======== RECORDS ========

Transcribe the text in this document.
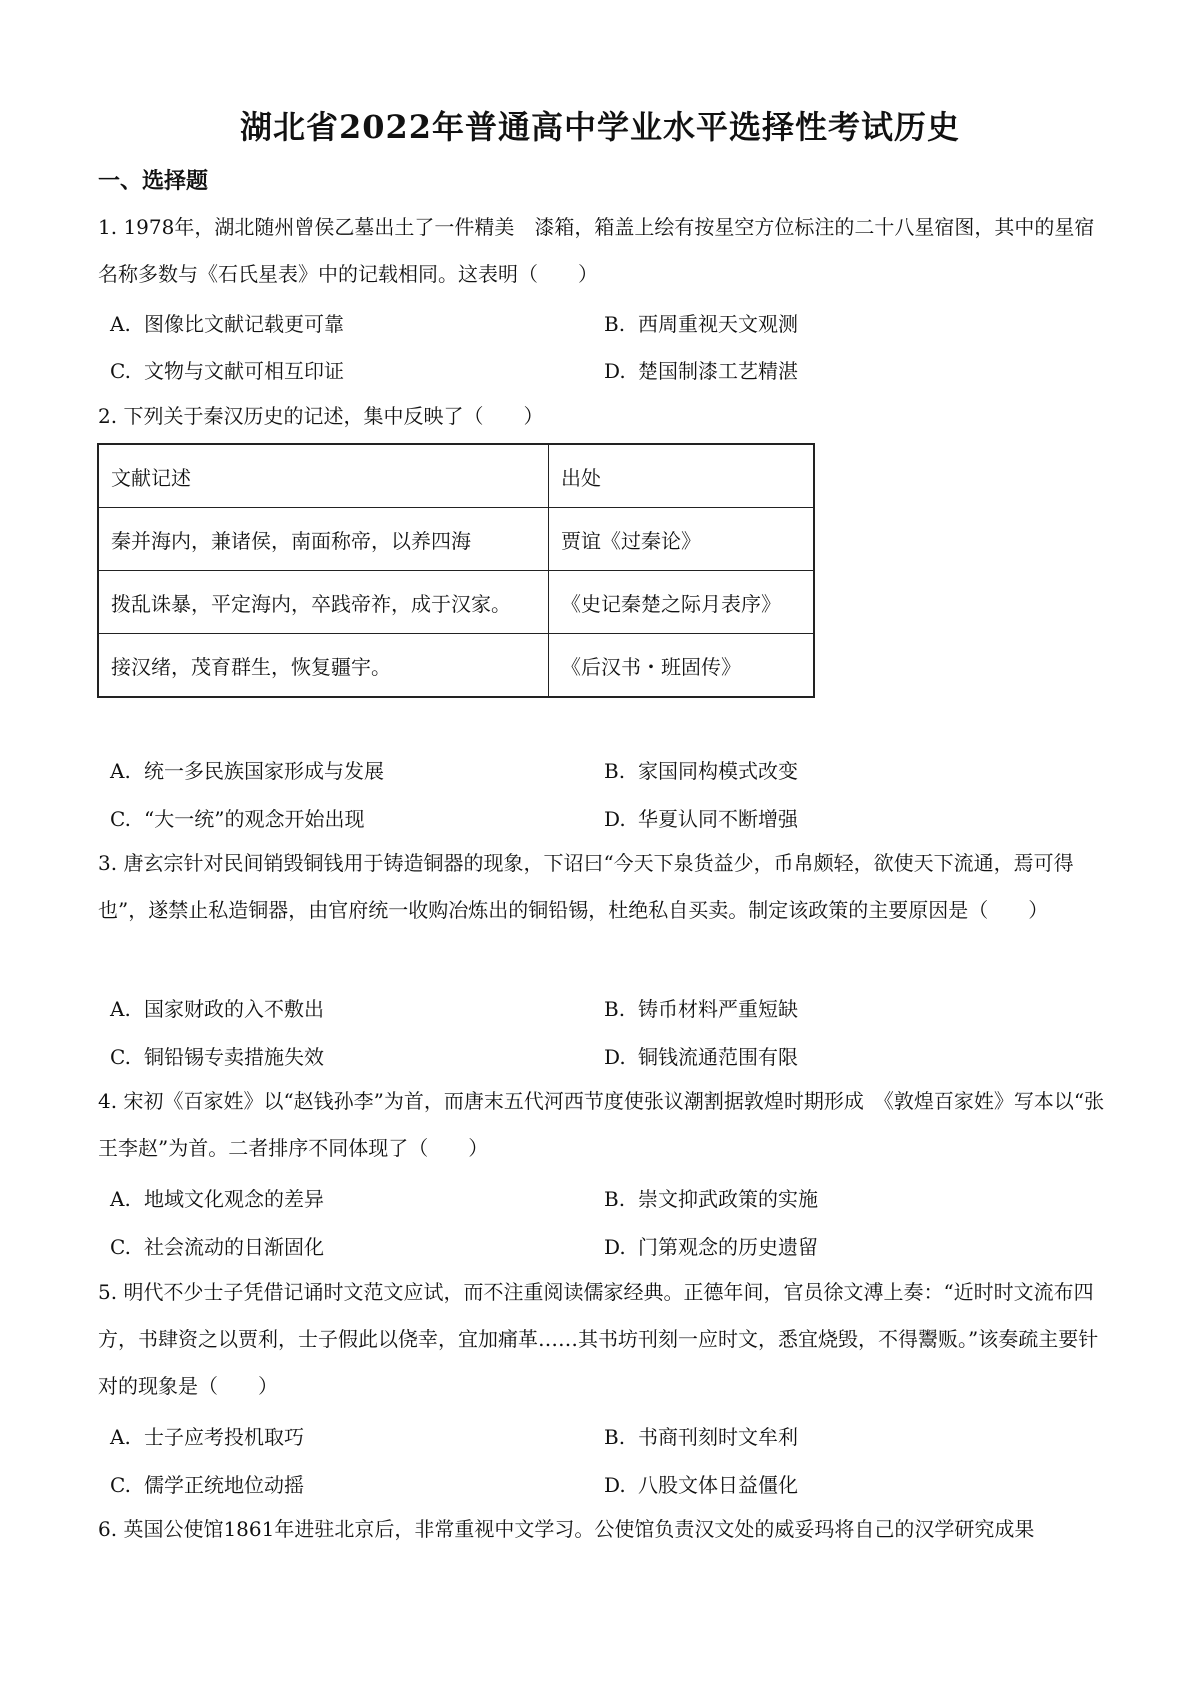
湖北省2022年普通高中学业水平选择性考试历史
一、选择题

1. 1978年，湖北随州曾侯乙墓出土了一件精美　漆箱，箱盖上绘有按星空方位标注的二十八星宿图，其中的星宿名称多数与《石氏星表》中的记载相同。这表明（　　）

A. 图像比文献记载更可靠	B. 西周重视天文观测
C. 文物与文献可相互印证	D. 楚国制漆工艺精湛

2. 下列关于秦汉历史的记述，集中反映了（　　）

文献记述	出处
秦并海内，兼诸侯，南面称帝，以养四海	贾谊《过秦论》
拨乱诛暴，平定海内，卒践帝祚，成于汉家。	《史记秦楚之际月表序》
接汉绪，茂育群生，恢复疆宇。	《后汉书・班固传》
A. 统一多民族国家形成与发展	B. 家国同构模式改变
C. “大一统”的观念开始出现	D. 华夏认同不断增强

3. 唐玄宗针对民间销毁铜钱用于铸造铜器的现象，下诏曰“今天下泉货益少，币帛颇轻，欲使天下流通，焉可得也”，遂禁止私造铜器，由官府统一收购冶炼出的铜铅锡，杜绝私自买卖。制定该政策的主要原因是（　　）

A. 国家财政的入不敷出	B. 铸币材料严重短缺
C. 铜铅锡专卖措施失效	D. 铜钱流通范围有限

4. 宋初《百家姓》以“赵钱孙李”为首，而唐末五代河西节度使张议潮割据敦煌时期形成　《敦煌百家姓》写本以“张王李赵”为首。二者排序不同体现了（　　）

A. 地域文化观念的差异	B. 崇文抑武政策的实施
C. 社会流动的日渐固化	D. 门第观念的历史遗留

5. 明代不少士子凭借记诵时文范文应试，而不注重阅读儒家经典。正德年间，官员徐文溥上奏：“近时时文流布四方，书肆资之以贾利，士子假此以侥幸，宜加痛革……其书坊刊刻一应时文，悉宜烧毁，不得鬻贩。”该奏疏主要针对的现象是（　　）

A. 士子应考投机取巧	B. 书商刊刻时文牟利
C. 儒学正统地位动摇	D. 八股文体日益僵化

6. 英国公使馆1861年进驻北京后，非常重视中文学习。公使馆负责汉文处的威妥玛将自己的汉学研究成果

========
======== RECORDS ========

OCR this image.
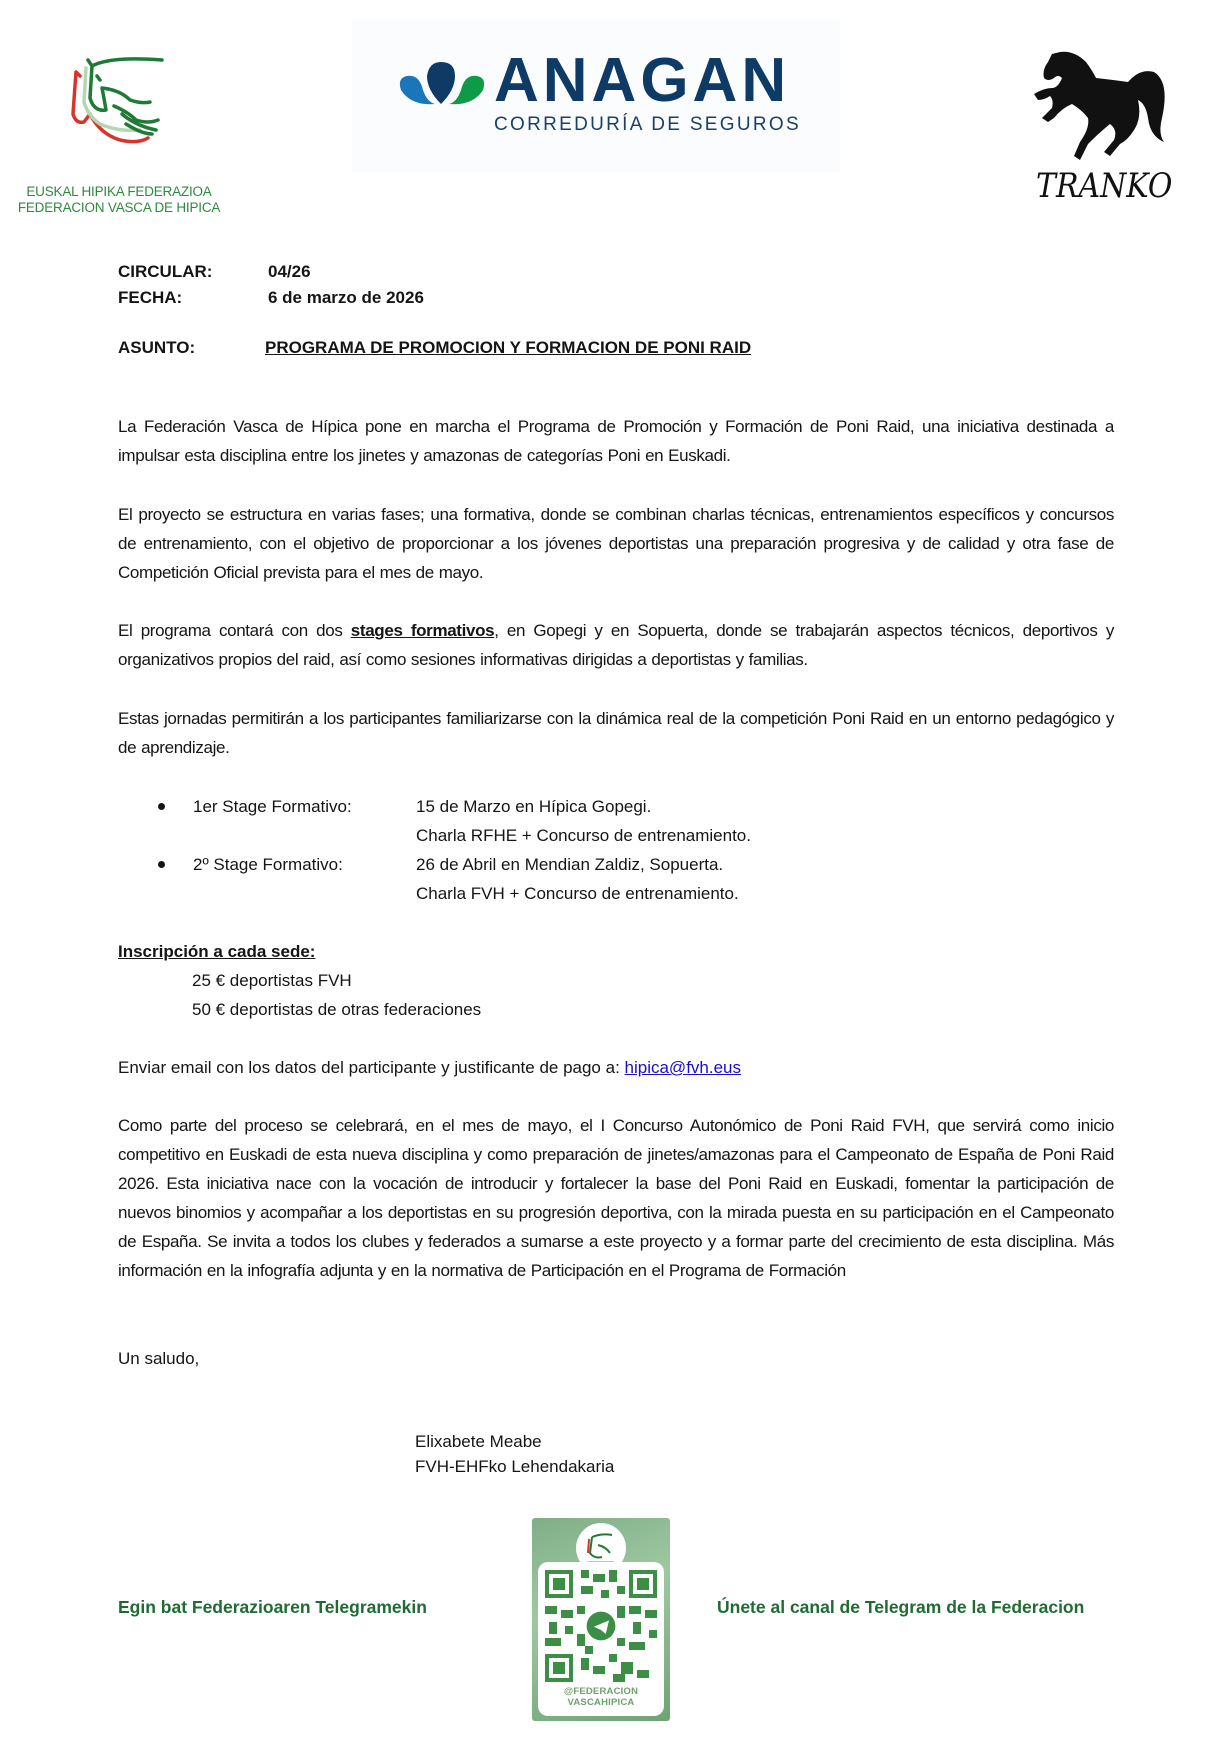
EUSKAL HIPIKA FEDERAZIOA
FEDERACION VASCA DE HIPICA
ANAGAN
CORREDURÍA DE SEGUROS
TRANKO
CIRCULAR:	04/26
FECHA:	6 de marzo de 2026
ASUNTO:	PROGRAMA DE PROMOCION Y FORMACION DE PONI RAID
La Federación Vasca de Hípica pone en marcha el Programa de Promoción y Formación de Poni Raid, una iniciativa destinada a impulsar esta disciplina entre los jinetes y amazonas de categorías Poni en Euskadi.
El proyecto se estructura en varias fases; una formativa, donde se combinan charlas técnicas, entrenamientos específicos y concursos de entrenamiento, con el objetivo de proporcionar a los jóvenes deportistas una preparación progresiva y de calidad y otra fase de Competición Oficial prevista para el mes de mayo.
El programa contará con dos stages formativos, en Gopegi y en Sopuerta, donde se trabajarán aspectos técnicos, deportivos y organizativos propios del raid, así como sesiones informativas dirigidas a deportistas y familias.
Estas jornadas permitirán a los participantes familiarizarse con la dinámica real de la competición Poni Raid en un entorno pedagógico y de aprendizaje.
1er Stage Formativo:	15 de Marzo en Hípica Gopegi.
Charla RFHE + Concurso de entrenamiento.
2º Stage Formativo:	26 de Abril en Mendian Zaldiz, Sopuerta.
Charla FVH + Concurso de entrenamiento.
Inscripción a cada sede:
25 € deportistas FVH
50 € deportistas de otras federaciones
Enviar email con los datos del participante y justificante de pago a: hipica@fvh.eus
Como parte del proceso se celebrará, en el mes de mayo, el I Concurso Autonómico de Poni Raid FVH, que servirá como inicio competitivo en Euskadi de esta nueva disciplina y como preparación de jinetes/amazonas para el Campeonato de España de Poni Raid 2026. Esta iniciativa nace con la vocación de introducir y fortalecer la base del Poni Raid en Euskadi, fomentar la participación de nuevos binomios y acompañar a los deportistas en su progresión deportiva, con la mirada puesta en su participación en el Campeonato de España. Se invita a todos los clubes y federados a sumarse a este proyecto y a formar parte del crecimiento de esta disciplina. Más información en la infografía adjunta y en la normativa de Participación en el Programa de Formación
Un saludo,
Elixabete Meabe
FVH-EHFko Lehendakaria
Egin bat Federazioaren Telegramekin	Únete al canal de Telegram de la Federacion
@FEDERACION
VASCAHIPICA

========

TO DO ::
Using the material above, copy every line in which the string "Sopuerta" occurs.

TASK SOLUTION ::
El programa contará con dos stages formativos, en Gopegi y en Sopuerta, donde se trabajarán aspectos técnicos, deportivos y organizativos propios del raid, así como sesiones informativas dirigidas a deportistas y familias.
2º Stage Formativo:	26 de Abril en Mendian Zaldiz, Sopuerta.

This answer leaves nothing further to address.